* _Data lines_
····················

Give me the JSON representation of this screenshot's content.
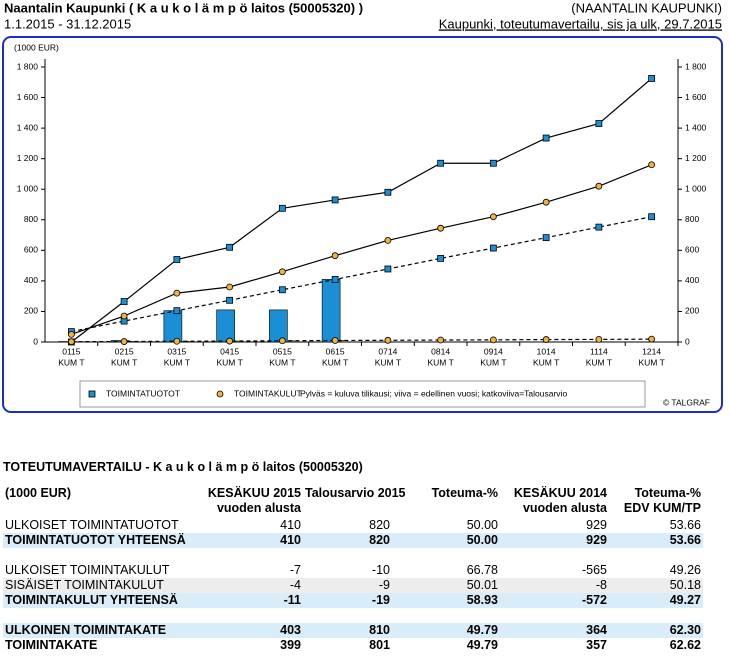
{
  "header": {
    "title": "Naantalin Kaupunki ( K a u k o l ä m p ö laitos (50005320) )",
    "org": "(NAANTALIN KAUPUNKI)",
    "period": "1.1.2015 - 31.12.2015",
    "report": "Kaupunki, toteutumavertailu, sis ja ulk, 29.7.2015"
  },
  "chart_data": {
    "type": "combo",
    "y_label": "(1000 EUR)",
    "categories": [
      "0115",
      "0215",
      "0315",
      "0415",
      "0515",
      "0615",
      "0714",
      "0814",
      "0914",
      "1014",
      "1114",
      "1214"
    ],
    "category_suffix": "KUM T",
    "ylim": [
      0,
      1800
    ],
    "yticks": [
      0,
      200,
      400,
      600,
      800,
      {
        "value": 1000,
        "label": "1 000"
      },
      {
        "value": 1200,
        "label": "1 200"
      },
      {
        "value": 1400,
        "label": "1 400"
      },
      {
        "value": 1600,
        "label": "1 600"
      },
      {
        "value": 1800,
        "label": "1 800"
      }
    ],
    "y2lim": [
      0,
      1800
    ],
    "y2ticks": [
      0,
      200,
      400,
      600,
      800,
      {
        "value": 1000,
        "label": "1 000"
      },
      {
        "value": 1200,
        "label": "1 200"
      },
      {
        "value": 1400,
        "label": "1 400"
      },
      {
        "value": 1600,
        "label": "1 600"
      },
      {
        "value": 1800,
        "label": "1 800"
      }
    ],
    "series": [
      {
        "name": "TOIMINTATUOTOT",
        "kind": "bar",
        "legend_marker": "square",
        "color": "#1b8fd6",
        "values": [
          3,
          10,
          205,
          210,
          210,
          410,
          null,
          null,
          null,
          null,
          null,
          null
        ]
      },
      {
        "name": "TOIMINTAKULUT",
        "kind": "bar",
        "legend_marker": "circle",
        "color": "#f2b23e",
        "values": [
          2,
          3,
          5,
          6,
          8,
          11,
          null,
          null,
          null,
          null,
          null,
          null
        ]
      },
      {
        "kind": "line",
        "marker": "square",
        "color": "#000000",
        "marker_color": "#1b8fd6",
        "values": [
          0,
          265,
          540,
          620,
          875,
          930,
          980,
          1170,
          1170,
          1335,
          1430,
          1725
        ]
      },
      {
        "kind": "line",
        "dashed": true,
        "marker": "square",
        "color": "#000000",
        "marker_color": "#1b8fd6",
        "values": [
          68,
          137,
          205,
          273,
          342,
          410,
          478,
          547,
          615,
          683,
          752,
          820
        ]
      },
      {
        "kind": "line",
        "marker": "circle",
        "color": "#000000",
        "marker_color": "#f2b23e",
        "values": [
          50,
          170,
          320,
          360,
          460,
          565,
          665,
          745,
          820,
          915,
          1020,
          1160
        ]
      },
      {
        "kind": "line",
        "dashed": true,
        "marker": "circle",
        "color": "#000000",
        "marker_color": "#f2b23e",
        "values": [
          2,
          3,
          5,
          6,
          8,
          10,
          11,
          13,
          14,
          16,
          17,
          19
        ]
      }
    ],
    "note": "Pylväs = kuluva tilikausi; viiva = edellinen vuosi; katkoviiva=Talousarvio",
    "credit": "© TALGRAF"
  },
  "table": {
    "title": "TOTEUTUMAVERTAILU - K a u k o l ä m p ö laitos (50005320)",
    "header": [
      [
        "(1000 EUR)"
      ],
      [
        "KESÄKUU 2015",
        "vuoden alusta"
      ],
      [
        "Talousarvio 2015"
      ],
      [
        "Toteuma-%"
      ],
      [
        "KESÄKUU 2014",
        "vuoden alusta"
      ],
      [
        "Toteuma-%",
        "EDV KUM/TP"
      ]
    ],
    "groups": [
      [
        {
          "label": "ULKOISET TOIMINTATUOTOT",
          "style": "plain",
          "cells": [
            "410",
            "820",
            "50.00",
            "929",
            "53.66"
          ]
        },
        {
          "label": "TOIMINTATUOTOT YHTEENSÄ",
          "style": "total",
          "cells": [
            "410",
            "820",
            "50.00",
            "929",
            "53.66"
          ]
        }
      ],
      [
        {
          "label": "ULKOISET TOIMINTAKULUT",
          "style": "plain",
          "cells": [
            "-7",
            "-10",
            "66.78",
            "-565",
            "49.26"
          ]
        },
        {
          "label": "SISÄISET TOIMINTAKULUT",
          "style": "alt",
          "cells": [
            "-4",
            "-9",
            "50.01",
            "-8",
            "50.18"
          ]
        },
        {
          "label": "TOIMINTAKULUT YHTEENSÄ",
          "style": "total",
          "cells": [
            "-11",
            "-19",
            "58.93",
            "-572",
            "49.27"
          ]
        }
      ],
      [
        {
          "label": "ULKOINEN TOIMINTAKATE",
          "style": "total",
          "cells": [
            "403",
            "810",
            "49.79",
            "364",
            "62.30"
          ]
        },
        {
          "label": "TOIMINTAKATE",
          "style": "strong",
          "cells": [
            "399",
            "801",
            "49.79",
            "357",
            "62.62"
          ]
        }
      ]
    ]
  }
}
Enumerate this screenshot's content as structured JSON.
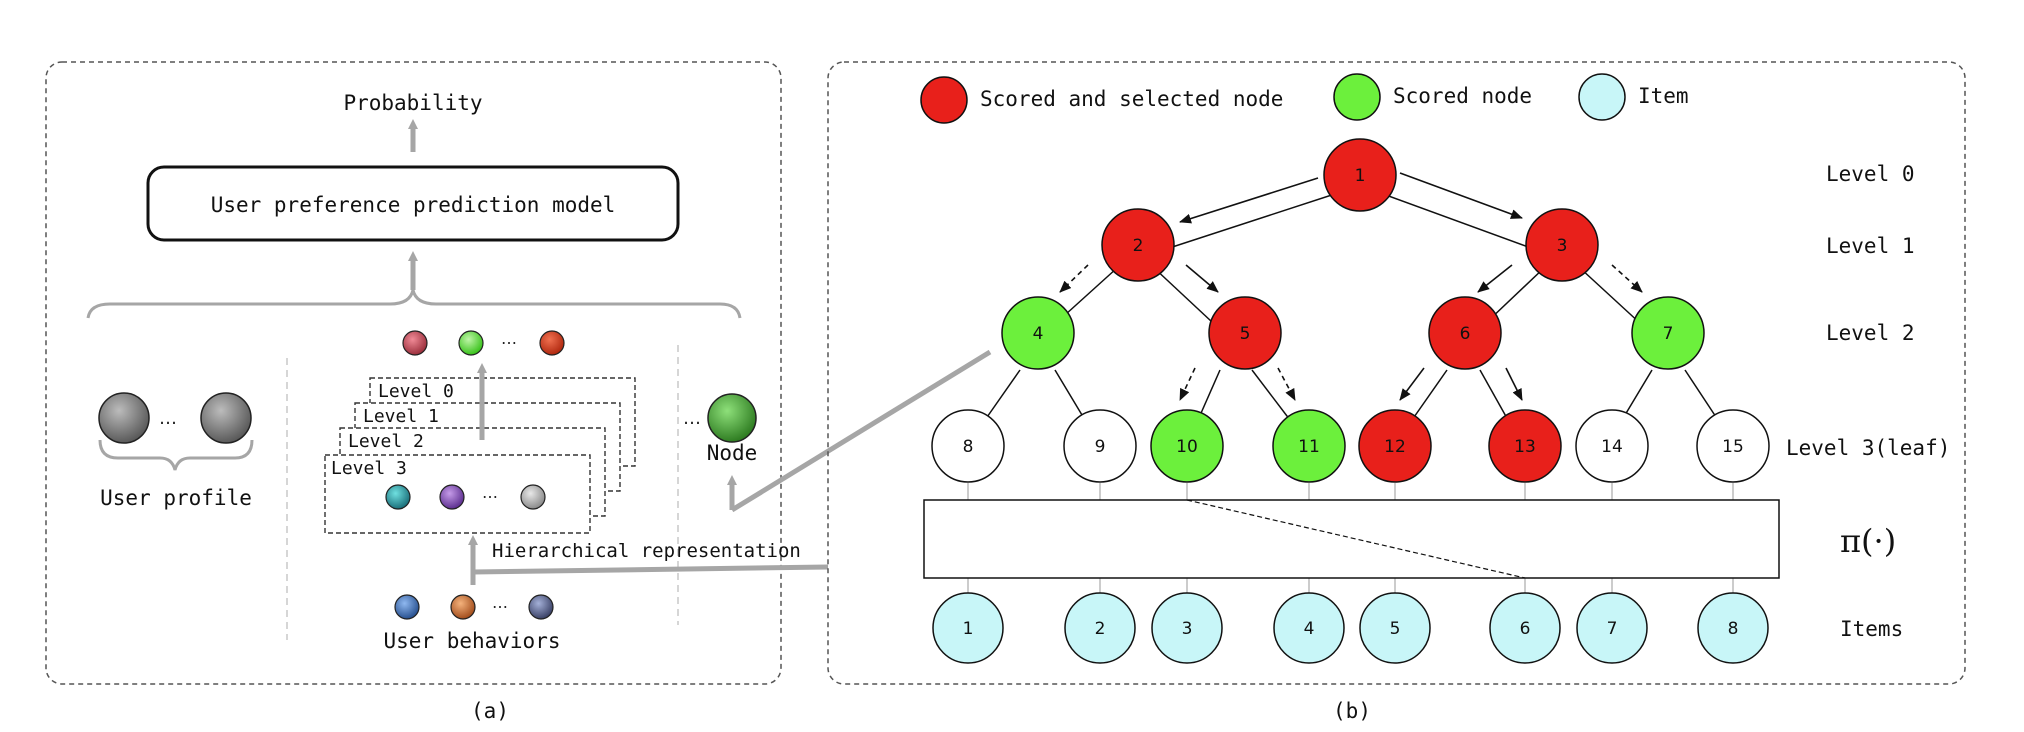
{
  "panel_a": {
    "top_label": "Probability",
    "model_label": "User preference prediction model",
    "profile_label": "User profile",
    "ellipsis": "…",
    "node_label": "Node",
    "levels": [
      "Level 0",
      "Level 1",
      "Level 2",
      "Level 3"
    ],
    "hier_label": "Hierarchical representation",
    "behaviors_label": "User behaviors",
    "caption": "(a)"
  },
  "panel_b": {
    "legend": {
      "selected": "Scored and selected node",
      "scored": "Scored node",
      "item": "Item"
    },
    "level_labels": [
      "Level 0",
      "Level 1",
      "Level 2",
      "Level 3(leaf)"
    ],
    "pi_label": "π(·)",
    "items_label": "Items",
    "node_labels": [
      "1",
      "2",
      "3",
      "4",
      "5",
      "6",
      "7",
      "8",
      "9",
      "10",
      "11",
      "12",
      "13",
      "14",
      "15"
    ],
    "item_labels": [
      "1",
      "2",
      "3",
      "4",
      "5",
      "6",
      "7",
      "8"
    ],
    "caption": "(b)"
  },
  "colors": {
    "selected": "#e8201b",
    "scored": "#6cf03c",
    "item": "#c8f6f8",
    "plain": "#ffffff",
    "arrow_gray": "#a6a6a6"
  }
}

····················

* _To be done_
Out of the material above, gather each line where "this" appears.

* _Exercise output_
Give me the JSON representation of this screenshot's content.
Enumerate this screenshot's content as structured JSON.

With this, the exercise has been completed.